* [Dataset excerpts]:
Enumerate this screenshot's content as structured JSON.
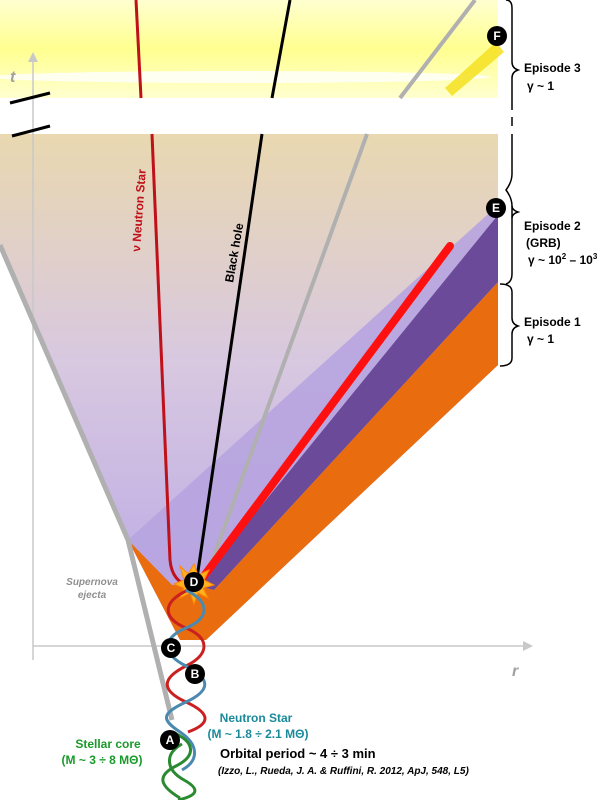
{
  "axes": {
    "time_label": "t",
    "radius_label": "r"
  },
  "labels": {
    "supernova_ejecta": [
      "Supernova",
      "ejecta"
    ],
    "nu_neutron_star": "ν Neutron Star",
    "black_hole": "Black hole",
    "stellar_core_name": "Stellar core",
    "stellar_core_mass": "(M ~ 3 ÷ 8 MΘ)",
    "neutron_star_name": "Neutron Star",
    "neutron_star_mass": "(M ~ 1.8 ÷ 2.1 MΘ)",
    "orbital_period": "Orbital period ~ 4 ÷ 3 min",
    "citation": "(Izzo, L., Rueda, J. A. & Ruffini, R. 2012, ApJ, 548, L5)"
  },
  "markers": {
    "A": "A",
    "B": "B",
    "C": "C",
    "D": "D",
    "E": "E",
    "F": "F"
  },
  "episodes": {
    "episode3": {
      "title": "Episode 3",
      "gamma": "γ ~ 1"
    },
    "episode2": {
      "title": "Episode 2",
      "subtitle": "(GRB)",
      "gamma_prefix": "γ ~ 10",
      "gamma_exp1": "2",
      "gamma_mid": " – 10",
      "gamma_exp2": "3"
    },
    "episode1": {
      "title": "Episode 1",
      "gamma": "γ ~ 1"
    }
  },
  "colors": {
    "orange": "#e96d0e",
    "purple_dark": "#6b4a9a",
    "purple_light": "#b7a4e0",
    "red_jet": "#ff1010",
    "nu_ns_line": "#c0101a",
    "bh_line": "#000000",
    "yellow_band": "#ffffc0",
    "helix_red": "#cc2020",
    "helix_blue": "#4a8ab0",
    "helix_green": "#2a8a30",
    "teal_text": "#1a8a9a",
    "green_text": "#1a9a2a"
  }
}
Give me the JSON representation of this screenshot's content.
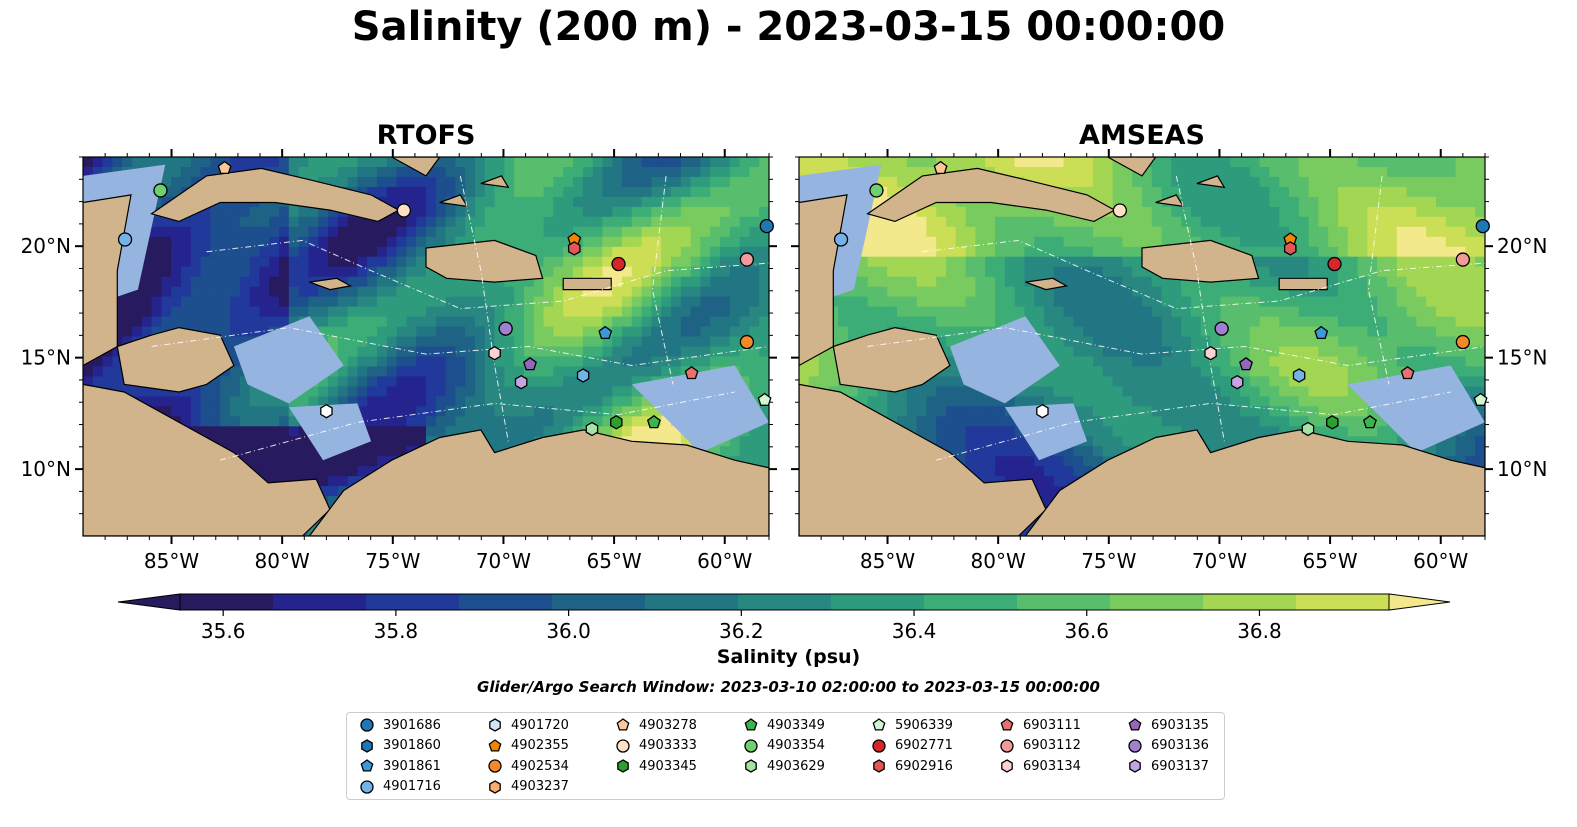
{
  "figure": {
    "title": "Salinity (200 m) - 2023-03-15 00:00:00",
    "colorbar_label": "Salinity (psu)",
    "search_window": "Glider/Argo Search Window: 2023-03-10 02:00:00 to 2023-03-15 00:00:00",
    "colors": {
      "land": "#d2b48c",
      "shallow_water": "#96b4e0",
      "colormap": [
        "#281a5e",
        "#25248f",
        "#21399a",
        "#1d4f8e",
        "#1e6386",
        "#227683",
        "#288881",
        "#2f9b7d",
        "#3dad77",
        "#58bd6c",
        "#79cb5f",
        "#a2d653",
        "#cbde56",
        "#f3e98c"
      ]
    },
    "colorbar_ticks": [
      "35.6",
      "35.8",
      "36.0",
      "36.2",
      "36.4",
      "36.6",
      "36.8"
    ]
  },
  "chart_data": [
    {
      "type": "heatmap",
      "title": "RTOFS",
      "variable": "Salinity",
      "units": "psu",
      "depth": "200 m",
      "xlim": [
        -89,
        -58
      ],
      "ylim": [
        7,
        24
      ],
      "xticks": [
        "85°W",
        "80°W",
        "75°W",
        "70°W",
        "65°W",
        "60°W"
      ],
      "yticks": [
        "10°N",
        "15°N",
        "20°N"
      ],
      "color_range": [
        35.5,
        37.0
      ]
    },
    {
      "type": "heatmap",
      "title": "AMSEAS",
      "variable": "Salinity",
      "units": "psu",
      "depth": "200 m",
      "xlim": [
        -89,
        -58
      ],
      "ylim": [
        7,
        24
      ],
      "xticks": [
        "85°W",
        "80°W",
        "75°W",
        "70°W",
        "65°W",
        "60°W"
      ],
      "yticks": [
        "10°N",
        "15°N",
        "20°N"
      ],
      "color_range": [
        35.5,
        37.0
      ]
    }
  ],
  "platforms": [
    {
      "id": "3901686",
      "marker": "circle",
      "color": "#1f77b4",
      "lon": -58.1,
      "lat": 20.9
    },
    {
      "id": "3901860",
      "marker": "hexagon",
      "color": "#1f77b4"
    },
    {
      "id": "3901861",
      "marker": "pentagon",
      "color": "#3a9ad9",
      "lon": -65.4,
      "lat": 16.1
    },
    {
      "id": "4901716",
      "marker": "circle",
      "color": "#74b3e8",
      "lon": -87.1,
      "lat": 20.3
    },
    {
      "id": "4901720",
      "marker": "hexagon",
      "color": "#cfe5f7"
    },
    {
      "id": "4902355",
      "marker": "pentagon",
      "color": "#f28500",
      "lon": -66.8,
      "lat": 20.3
    },
    {
      "id": "4902534",
      "marker": "circle",
      "color": "#f5892a",
      "lon": -59.0,
      "lat": 15.7
    },
    {
      "id": "4903237",
      "marker": "hexagon",
      "color": "#fbae6b"
    },
    {
      "id": "4903278",
      "marker": "pentagon",
      "color": "#fdc899",
      "lon": -82.6,
      "lat": 23.5
    },
    {
      "id": "4903333",
      "marker": "circle",
      "color": "#fde0c6",
      "lon": -74.5,
      "lat": 21.6
    },
    {
      "id": "4903345",
      "marker": "hexagon",
      "color": "#2ca02c",
      "lon": -64.9,
      "lat": 12.1
    },
    {
      "id": "4903349",
      "marker": "pentagon",
      "color": "#3cb44b",
      "lon": -63.2,
      "lat": 12.1
    },
    {
      "id": "4903354",
      "marker": "circle",
      "color": "#6fd06f",
      "lon": -85.5,
      "lat": 22.5
    },
    {
      "id": "4903629",
      "marker": "hexagon",
      "color": "#a4e3a4",
      "lon": -66.0,
      "lat": 11.8
    },
    {
      "id": "5906339",
      "marker": "pentagon",
      "color": "#d3f5d3",
      "lon": -58.2,
      "lat": 13.1
    },
    {
      "id": "6902771",
      "marker": "circle",
      "color": "#d62728",
      "lon": -64.8,
      "lat": 19.2
    },
    {
      "id": "6902916",
      "marker": "hexagon",
      "color": "#e15656",
      "lon": -66.8,
      "lat": 19.9
    },
    {
      "id": "6903111",
      "marker": "pentagon",
      "color": "#e87070",
      "lon": -61.5,
      "lat": 14.3
    },
    {
      "id": "6903112",
      "marker": "circle",
      "color": "#f19a9a",
      "lon": -59.0,
      "lat": 19.4
    },
    {
      "id": "6903134",
      "marker": "hexagon",
      "color": "#fbd2d2",
      "lon": -70.4,
      "lat": 15.2
    },
    {
      "id": "6903135",
      "marker": "pentagon",
      "color": "#9467bd",
      "lon": -68.8,
      "lat": 14.7
    },
    {
      "id": "6903136",
      "marker": "circle",
      "color": "#a17fd1",
      "lon": -69.9,
      "lat": 16.3
    },
    {
      "id": "6903137",
      "marker": "hexagon",
      "color": "#c3a5e3",
      "lon": -69.2,
      "lat": 13.9
    }
  ],
  "extra_markers": [
    {
      "marker": "hexagon",
      "color": "#ffffff",
      "lon": -78.0,
      "lat": 12.6
    },
    {
      "marker": "hexagon",
      "color": "#74b3e8",
      "lon": -66.4,
      "lat": 14.2
    }
  ]
}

* [Task directions]:
Each line that holds the word "this" is to be copied.

* [Exercise result]:
Enumerate this screenshot's content as structured JSON.
Give me the JSON representation of this screenshot's content.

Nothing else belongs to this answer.